(Beginning of DOCUMENT EXCERPT)
Venezuela says it is pulling out from the Organization of American States (OAS) over the continental body’s position on the recent political upheaval in the country.
Venezuelan Foreign Minister Delcy Rodriguez said on Wednesday that Caracas would on Thursday be starting a two-year process to completely withdraw from the 35-member regional organization, which is headquartered in the United States.
“Tomorrow, as President Nicolas Maduro has ordered, we will present a letter of complaint to the OAS and we will begin a process that will take 24 months,” she said.
The OAS was founded in 1948 with a declared mission of boosting regional solidarity and cooperation among its member states. It has in recent months been an outspoken critic of the Venezuelan government, voicing concern about the state of democracy and economy there.
Maduro’s government has faced strong internal opposition to a number of policies that have left the economy in tatters and sparked political violence in the country. Some 28 people have been killed — some of them having received bullet shots — in the unrest in Venezuela in recent weeks.
The OAS says the government is mishandling the crisis. Caracas says the regional bloc is toeing the line of a hostile US.
The announcement of plans to withdraw from the OAS was made shortly after the permanent council of the bloc agreed earlier on Wednesday to hold a meeting of the member states’ foreign ministers — an upgrade in level — over the objections of Caracas. Venezuela had cautioned on Tuesday that it would withdraw from the OAS if a meeting was called at that level.
OAS Secretary General Luis Almagro, who has previously branded Maduro a “dictator,” had said before that Venezuela’s membership had to be suspended if Caracas did not hold general elections “as quickly as possible.”
Maduro responded by calling him “garbage.”
The holding of early elections has also been a demand of the Venezuelan opposition. Currently, a presidential election is scheduled to take place in Venezuela next year.
The opposition claims that the government in Caracas has hired armed gangs to foment violence in the country, while Maduro’s government accuses the opposition of working with criminal gangs in an attempt to remove him from power.
Anti-government protests intensified in Venezuela on April 1, when the Supreme Court decided to strip opposition-controlled Congress of its powers. The move unleashed long-simmering anger and sparked the fiercest protests against Maduro in three years. While that decision was later revoked, protests have only gained momentum.
The embattled Maduro is also blamed for Venezuela’s economic woes. People have been facing acute shortages of foodstuffs and medicine in recent months and lootings have been repeatedly happening in the country.
(End of DOCUMENT EXCERPT)
(Beginning of GIVEN DATA)
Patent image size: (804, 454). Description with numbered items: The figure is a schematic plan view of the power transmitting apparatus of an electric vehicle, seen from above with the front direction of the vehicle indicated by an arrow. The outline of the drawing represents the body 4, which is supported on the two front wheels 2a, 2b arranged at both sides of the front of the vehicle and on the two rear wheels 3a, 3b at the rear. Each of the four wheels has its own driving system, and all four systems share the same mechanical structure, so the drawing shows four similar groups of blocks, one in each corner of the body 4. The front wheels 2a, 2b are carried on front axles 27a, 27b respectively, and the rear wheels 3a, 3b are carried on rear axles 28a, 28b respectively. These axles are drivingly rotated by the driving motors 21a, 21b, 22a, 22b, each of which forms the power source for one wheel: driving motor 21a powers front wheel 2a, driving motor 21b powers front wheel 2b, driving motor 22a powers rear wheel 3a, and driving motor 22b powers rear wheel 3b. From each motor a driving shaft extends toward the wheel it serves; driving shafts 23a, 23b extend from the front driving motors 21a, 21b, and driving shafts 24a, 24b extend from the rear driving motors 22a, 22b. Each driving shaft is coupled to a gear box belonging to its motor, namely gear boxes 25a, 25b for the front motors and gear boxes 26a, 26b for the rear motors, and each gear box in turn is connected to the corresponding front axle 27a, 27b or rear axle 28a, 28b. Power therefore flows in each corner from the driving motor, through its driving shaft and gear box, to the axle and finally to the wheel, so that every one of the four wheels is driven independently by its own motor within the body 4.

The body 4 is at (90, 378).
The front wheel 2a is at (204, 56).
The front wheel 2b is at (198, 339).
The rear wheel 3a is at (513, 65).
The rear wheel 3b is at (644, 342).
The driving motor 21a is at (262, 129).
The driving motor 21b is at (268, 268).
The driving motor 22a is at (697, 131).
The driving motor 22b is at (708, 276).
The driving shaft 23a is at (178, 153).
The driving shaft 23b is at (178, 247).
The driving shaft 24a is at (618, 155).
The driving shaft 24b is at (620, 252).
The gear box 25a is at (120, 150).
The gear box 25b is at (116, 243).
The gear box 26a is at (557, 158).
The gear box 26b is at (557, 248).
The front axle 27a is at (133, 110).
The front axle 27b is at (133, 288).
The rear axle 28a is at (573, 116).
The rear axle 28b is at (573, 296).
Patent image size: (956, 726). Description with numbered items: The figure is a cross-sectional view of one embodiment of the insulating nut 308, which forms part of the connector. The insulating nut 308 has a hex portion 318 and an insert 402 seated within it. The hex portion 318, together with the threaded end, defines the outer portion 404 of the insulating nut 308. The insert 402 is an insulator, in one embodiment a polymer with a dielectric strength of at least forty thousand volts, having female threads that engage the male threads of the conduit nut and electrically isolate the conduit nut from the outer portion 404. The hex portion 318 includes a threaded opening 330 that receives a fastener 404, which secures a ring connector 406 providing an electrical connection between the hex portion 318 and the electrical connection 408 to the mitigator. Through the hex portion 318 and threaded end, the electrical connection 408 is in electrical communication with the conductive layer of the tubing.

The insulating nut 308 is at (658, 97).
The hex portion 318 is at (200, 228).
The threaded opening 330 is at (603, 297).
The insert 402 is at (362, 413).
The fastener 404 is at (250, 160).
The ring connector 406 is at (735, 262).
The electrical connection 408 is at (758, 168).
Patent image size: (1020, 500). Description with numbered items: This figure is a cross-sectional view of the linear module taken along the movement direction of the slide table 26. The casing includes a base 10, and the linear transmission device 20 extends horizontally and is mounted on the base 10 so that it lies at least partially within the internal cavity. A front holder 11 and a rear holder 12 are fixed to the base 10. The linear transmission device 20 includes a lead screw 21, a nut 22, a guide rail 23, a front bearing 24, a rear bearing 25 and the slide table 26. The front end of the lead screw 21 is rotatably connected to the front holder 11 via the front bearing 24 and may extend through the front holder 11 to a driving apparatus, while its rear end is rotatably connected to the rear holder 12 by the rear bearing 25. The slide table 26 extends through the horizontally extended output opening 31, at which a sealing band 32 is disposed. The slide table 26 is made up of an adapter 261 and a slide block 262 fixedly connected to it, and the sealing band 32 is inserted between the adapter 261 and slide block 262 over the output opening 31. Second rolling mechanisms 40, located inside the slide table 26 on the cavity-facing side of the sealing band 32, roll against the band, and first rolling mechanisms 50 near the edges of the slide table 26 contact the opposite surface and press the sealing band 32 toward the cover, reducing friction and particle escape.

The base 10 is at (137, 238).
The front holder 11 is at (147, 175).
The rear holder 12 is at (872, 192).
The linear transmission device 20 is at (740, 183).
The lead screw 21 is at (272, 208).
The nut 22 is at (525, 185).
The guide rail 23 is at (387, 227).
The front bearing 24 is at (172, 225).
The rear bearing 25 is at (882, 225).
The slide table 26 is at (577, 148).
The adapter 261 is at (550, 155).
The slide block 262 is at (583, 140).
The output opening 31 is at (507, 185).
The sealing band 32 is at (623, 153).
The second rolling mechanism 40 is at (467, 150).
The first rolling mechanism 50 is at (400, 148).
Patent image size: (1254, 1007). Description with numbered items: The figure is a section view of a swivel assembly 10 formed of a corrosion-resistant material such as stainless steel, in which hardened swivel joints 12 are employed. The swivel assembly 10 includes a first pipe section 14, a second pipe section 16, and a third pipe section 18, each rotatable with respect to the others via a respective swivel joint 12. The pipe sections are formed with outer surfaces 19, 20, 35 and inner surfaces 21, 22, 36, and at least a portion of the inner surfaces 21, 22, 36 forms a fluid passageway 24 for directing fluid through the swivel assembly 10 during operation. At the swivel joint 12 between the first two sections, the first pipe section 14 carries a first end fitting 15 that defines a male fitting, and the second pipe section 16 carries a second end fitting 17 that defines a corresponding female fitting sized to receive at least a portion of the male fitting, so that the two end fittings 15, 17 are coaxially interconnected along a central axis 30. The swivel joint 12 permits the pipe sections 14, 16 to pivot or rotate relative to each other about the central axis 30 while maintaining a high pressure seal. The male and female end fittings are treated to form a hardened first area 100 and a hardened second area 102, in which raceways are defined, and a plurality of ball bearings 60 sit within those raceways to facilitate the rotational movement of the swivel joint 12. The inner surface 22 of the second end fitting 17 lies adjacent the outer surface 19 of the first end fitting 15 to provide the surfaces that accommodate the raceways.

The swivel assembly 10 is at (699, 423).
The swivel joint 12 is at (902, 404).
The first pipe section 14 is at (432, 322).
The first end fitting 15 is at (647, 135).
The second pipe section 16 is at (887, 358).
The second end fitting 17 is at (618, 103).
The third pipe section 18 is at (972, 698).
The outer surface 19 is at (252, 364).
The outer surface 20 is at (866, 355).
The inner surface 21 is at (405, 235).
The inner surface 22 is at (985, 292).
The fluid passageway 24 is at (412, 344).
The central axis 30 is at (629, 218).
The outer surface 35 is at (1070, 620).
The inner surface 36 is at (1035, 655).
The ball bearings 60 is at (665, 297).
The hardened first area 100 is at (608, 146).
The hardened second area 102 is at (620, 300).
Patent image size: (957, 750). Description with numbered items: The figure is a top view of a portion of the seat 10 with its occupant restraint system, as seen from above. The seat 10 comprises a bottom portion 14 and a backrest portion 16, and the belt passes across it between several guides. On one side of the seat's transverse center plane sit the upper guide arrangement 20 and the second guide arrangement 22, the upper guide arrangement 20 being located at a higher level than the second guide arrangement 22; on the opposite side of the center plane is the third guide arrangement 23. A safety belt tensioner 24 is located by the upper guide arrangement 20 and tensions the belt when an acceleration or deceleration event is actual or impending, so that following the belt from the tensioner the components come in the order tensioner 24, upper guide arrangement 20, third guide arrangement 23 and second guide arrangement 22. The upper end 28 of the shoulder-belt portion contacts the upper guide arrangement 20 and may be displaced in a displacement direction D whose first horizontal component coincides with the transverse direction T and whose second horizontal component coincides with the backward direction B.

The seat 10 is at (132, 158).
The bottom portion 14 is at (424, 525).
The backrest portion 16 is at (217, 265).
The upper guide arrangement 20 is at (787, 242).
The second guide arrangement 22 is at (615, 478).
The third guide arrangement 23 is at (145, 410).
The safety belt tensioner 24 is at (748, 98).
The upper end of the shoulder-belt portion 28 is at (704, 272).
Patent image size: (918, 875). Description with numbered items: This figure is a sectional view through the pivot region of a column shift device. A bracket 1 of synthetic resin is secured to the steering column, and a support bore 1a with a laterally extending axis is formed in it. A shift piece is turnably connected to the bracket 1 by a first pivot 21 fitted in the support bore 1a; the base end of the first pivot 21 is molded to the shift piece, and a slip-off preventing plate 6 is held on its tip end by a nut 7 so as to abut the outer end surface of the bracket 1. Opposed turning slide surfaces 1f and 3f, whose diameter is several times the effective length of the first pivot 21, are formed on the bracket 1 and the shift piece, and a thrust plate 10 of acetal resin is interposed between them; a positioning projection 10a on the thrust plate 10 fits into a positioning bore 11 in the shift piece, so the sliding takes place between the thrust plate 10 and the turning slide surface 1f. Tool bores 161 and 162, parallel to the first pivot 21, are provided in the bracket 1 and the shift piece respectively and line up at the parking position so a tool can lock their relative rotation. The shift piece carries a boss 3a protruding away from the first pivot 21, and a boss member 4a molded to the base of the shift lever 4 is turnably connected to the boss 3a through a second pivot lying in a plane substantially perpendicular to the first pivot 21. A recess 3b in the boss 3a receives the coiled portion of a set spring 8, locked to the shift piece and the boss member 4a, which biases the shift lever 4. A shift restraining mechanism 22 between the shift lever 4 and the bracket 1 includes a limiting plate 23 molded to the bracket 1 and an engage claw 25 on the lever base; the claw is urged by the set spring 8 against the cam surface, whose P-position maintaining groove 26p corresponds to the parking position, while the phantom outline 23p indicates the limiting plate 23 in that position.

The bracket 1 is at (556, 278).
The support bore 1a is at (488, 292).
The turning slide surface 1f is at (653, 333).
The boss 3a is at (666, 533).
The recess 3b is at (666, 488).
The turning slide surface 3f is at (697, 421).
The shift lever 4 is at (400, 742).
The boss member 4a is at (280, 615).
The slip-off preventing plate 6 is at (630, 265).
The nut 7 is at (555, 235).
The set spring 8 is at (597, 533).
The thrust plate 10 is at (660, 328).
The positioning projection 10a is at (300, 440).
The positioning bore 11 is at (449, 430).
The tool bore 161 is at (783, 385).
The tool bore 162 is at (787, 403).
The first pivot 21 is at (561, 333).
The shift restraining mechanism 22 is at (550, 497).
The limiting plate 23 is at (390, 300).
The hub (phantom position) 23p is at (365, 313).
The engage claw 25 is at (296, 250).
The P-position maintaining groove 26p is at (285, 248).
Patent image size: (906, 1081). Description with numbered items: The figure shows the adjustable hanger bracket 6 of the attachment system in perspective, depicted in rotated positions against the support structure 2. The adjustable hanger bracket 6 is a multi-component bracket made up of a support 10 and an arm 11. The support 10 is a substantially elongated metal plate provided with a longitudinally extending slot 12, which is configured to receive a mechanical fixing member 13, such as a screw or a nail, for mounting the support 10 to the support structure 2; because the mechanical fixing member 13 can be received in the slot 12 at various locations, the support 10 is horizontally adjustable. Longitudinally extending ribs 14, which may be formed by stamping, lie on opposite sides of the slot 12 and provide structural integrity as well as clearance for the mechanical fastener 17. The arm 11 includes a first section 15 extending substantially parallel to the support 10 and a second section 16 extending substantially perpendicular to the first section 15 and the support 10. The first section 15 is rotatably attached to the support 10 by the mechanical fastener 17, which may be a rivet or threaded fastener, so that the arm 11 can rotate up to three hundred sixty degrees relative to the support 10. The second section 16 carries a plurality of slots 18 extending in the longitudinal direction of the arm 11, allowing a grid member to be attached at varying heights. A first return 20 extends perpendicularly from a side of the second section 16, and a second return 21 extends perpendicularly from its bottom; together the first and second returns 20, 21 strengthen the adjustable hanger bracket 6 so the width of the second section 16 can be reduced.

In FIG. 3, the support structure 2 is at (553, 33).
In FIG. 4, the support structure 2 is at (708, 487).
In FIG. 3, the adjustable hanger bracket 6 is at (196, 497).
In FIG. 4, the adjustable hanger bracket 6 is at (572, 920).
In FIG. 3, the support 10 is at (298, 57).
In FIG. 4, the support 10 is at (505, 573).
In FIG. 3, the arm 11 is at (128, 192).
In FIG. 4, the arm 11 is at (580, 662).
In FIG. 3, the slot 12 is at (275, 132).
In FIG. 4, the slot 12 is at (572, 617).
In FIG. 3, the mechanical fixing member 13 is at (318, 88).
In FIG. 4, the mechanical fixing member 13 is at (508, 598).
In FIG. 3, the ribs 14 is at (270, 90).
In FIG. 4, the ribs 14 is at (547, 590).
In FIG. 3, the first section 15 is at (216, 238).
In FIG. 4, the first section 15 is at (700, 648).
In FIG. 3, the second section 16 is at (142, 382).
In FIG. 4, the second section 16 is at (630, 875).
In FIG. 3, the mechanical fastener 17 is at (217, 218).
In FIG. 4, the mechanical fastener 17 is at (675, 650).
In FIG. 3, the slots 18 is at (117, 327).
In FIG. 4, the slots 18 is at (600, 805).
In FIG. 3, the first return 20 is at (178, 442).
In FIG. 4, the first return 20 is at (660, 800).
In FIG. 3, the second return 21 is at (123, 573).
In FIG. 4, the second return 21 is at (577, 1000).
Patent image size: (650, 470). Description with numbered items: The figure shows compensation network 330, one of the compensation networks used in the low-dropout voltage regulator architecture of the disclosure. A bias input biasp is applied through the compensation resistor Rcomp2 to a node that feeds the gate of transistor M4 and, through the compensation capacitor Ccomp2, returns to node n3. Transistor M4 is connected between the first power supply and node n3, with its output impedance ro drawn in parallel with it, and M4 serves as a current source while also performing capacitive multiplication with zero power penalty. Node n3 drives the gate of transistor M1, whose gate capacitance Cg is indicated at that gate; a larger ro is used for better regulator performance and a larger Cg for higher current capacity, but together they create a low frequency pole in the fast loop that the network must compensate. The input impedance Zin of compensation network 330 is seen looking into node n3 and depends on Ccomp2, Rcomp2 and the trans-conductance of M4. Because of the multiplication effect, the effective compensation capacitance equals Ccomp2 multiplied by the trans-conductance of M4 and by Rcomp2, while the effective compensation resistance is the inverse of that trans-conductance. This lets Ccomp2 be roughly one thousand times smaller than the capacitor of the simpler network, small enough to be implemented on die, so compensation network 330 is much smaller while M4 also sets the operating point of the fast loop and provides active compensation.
(End of GIVEN DATA)
REQUIRED ACTIONS »
- A) Answer these questions using the article on Venezuela and the OAS:
(i) How many months will Venezuela's withdrawal process take, according to the foreign minister?
(ii) In what year was the OAS founded?
(iii) On what date did anti-government protests in Venezuela intensify?
- B) In the article on Venezuela and the OAS, turn the paragraph beginning "Anti-government protests intensified" into a short bulleted list that keeps its main facts.

TASK-BY-TASK ANSWERS »
- A)
(i) 24 months.
(ii) 1948.
(iii) April 1.

- B)
- On April 1, the Supreme Court decided to strip the opposition-controlled Congress of its powers, and anti-government protests intensified.
- The move released long-simmering anger and sparked the fiercest protests against Maduro in three years.
- The decision was later revoked, but the protests have only gained momentum.